Your objective >> Copy out all the data, word for word.

[Dataset excerpt]
[BEGIN]

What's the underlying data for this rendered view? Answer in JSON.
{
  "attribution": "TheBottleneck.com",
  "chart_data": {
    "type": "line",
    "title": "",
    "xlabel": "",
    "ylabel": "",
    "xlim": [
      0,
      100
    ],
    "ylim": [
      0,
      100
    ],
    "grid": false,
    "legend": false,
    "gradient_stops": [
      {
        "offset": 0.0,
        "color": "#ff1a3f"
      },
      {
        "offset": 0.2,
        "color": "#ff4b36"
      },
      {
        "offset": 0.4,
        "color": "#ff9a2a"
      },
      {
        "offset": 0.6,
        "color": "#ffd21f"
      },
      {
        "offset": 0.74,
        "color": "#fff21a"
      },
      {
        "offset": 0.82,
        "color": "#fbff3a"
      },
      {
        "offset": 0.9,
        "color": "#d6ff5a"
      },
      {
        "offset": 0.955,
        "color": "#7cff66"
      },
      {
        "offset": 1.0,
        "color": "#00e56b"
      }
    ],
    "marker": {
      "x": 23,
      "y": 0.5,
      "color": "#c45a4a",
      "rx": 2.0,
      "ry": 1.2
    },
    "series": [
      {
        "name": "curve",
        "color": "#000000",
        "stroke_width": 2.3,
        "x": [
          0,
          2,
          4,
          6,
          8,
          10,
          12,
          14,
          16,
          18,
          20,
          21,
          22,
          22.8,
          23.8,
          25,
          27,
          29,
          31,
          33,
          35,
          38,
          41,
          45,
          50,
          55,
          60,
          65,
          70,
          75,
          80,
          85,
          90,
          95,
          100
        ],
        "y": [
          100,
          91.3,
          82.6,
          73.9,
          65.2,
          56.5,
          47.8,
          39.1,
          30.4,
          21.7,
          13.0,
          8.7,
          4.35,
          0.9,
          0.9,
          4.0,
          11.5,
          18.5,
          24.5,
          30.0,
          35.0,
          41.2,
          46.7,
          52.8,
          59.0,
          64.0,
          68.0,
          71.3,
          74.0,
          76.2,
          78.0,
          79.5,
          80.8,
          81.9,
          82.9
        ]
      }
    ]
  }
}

[END]

The reply >>
What's the underlying data for this rendered view? Answer in JSON.
{
  "attribution": "TheBottleneck.com",
  "chart_data": {
    "type": "line",
    "title": "",
    "xlabel": "",
    "ylabel": "",
    "xlim": [
      0,
      100
    ],
    "ylim": [
      0,
      100
    ],
    "grid": false,
    "legend": false,
    "gradient_stops": [
      {
        "offset": 0.0,
        "color": "#ff1a3f"
      },
      {
        "offset": 0.2,
        "color": "#ff4b36"
      },
      {
        "offset": 0.4,
        "color": "#ff9a2a"
      },
      {
        "offset": 0.6,
        "color": "#ffd21f"
      },
      {
        "offset": 0.74,
        "color": "#fff21a"
      },
      {
        "offset": 0.82,
        "color": "#fbff3a"
      },
      {
        "offset": 0.9,
        "color": "#d6ff5a"
      },
      {
        "offset": 0.955,
        "color": "#7cff66"
      },
      {
        "offset": 1.0,
        "color": "#00e56b"
      }
    ],
    "marker": {
      "x": 23,
      "y": 0.5,
      "color": "#c45a4a",
      "rx": 2.0,
      "ry": 1.2
    },
    "series": [
      {
        "name": "curve",
        "color": "#000000",
        "stroke_width": 2.3,
        "x": [
          0,
          2,
          4,
          6,
          8,
          10,
          12,
          14,
          16,
          18,
          20,
          21,
          22,
          22.8,
          23.8,
          25,
          27,
          29,
          31,
          33,
          35,
          38,
          41,
          45,
          50,
          55,
          60,
          65,
          70,
          75,
          80,
          85,
          90,
          95,
          100
        ],
        "y": [
          100,
          91.3,
          82.6,
          73.9,
          65.2,
          56.5,
          47.8,
          39.1,
          30.4,
          21.7,
          13.0,
          8.7,
          4.35,
          0.9,
          0.9,
          4.0,
          11.5,
          18.5,
          24.5,
          30.0,
          35.0,
          41.2,
          46.7,
          52.8,
          59.0,
          64.0,
          68.0,
          71.3,
          74.0,
          76.2,
          78.0,
          79.5,
          80.8,
          81.9,
          82.9
        ]
      }
    ]
  }
}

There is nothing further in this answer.